◆ **Given request**
Identify the lines holding "Sample" and copy them.
----
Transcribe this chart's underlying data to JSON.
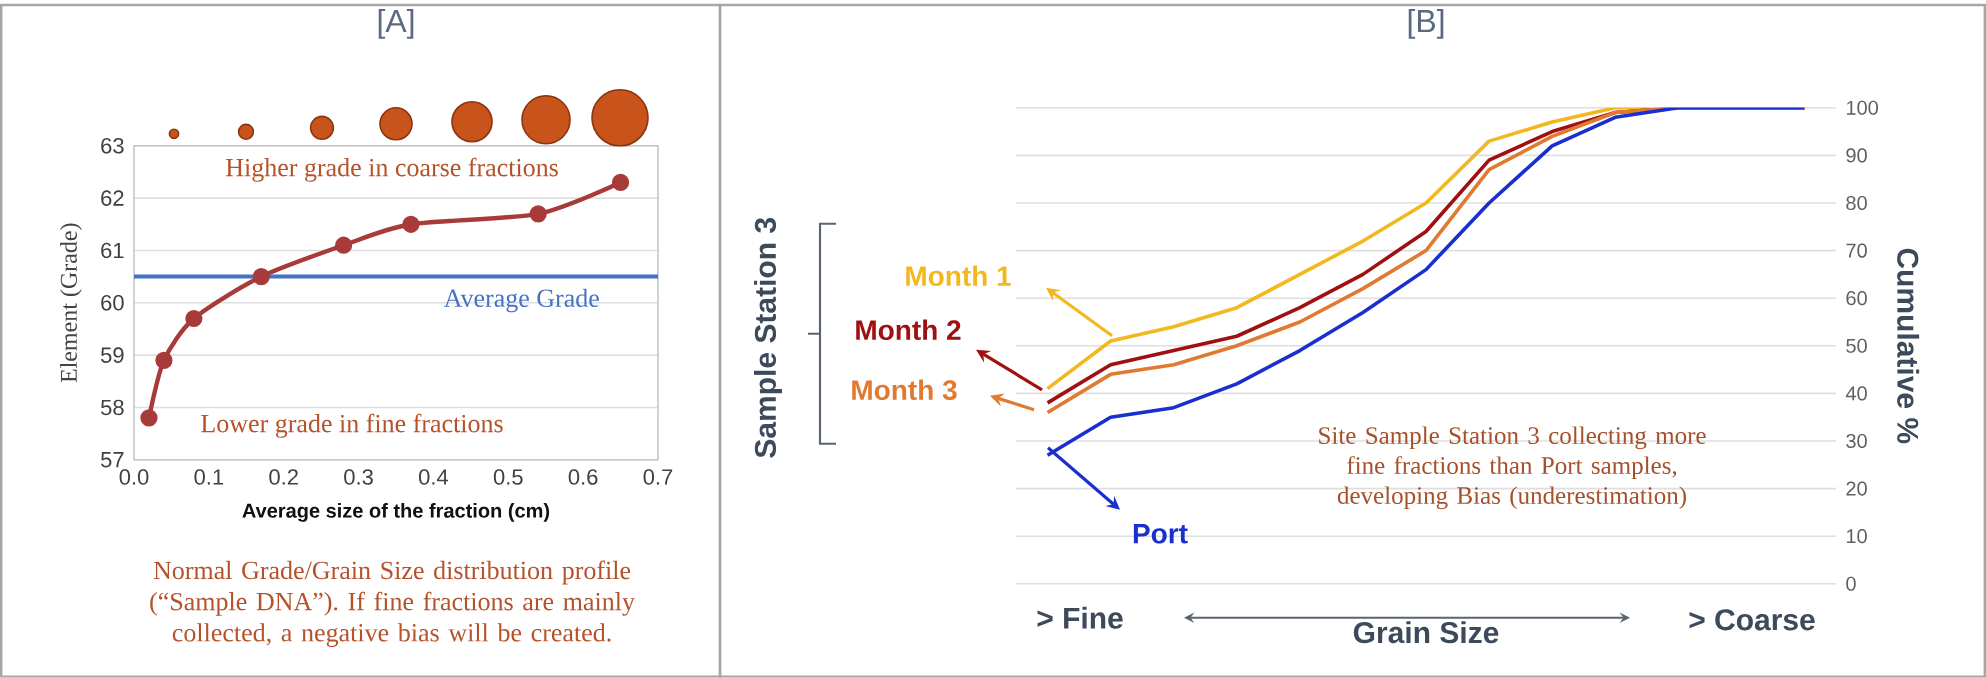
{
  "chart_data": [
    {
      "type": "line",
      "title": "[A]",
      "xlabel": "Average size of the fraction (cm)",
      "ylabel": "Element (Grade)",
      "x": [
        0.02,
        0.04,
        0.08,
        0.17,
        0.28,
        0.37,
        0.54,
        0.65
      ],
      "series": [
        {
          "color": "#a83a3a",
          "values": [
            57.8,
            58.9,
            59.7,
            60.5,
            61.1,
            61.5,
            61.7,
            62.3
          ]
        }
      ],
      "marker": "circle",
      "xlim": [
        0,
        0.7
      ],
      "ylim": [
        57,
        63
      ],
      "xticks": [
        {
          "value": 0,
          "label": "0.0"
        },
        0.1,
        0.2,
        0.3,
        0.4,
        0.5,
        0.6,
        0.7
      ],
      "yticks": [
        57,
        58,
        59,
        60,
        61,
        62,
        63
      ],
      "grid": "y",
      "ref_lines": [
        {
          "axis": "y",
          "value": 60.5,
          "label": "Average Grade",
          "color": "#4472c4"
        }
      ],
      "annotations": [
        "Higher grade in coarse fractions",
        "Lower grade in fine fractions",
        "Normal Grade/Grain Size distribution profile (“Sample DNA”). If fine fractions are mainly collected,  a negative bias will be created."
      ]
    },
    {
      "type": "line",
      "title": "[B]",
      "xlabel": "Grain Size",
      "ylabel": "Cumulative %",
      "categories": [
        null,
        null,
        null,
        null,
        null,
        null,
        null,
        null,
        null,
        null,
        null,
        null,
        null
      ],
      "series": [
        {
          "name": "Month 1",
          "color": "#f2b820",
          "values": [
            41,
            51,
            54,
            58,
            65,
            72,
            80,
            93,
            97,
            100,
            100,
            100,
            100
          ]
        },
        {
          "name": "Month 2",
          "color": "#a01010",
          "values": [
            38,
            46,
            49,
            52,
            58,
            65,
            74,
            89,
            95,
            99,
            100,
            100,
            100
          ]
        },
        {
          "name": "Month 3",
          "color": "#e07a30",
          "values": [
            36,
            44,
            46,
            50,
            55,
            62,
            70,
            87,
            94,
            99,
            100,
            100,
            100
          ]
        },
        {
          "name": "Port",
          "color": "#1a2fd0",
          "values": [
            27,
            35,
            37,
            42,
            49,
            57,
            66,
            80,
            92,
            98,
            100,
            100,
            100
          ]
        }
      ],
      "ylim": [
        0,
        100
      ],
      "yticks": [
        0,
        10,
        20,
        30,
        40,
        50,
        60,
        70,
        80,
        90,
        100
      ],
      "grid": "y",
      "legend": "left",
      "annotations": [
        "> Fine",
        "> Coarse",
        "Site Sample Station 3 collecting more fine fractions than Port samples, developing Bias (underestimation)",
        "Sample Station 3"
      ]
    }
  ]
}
----
◆ **Exercise response**
        "Normal Grade/Grain Size distribution profile (“Sample DNA”). If fine fractions are mainly collected,  a negative bias will be created."
        "Site Sample Station 3 collecting more fine fractions than Port samples, developing Bias (underestimation)",
        "Sample Station 3"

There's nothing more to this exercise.